What you should do — Repeat each line of the material exactly.

---- Available records

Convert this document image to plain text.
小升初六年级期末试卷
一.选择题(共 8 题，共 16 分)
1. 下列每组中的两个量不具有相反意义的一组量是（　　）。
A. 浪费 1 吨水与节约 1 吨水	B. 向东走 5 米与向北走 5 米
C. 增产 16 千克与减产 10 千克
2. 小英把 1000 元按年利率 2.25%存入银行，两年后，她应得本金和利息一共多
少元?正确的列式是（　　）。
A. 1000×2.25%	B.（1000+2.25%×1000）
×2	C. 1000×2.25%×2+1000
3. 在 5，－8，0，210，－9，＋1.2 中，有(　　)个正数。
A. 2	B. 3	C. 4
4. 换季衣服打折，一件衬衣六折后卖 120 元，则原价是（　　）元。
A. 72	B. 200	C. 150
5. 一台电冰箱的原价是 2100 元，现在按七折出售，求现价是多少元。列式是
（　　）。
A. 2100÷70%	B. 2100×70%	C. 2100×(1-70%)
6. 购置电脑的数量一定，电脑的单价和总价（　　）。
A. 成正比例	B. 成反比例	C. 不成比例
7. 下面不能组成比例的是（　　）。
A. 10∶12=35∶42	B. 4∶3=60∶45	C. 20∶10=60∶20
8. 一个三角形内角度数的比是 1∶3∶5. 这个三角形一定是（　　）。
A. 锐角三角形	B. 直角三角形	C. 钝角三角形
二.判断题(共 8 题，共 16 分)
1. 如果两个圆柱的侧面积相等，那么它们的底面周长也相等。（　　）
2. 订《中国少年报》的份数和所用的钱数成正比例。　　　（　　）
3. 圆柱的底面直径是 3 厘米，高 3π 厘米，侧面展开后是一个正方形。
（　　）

--------

Exercise answer —
Convert this document image to plain text.
小升初六年级期末试卷
一.选择题(共 8 题，共 16 分)
1. 下列每组中的两个量不具有相反意义的一组量是（　　）。
A. 浪费 1 吨水与节约 1 吨水	B. 向东走 5 米与向北走 5 米
C. 增产 16 千克与减产 10 千克
2. 小英把 1000 元按年利率 2.25%存入银行，两年后，她应得本金和利息一共多
少元?正确的列式是（　　）。
A. 1000×2.25%	B.（1000+2.25%×1000）
×2	C. 1000×2.25%×2+1000
3. 在 5，－8，0，210，－9，＋1.2 中，有(　　)个正数。
A. 2	B. 3	C. 4
4. 换季衣服打折，一件衬衣六折后卖 120 元，则原价是（　　）元。
A. 72	B. 200	C. 150
5. 一台电冰箱的原价是 2100 元，现在按七折出售，求现价是多少元。列式是
（　　）。
A. 2100÷70%	B. 2100×70%	C. 2100×(1-70%)
6. 购置电脑的数量一定，电脑的单价和总价（　　）。
A. 成正比例	B. 成反比例	C. 不成比例
7. 下面不能组成比例的是（　　）。
A. 10∶12=35∶42	B. 4∶3=60∶45	C. 20∶10=60∶20
8. 一个三角形内角度数的比是 1∶3∶5. 这个三角形一定是（　　）。
A. 锐角三角形	B. 直角三角形	C. 钝角三角形
二.判断题(共 8 题，共 16 分)
1. 如果两个圆柱的侧面积相等，那么它们的底面周长也相等。（　　）
2. 订《中国少年报》的份数和所用的钱数成正比例。　　　（　　）
3. 圆柱的底面直径是 3 厘米，高 3π 厘米，侧面展开后是一个正方形。
（　　）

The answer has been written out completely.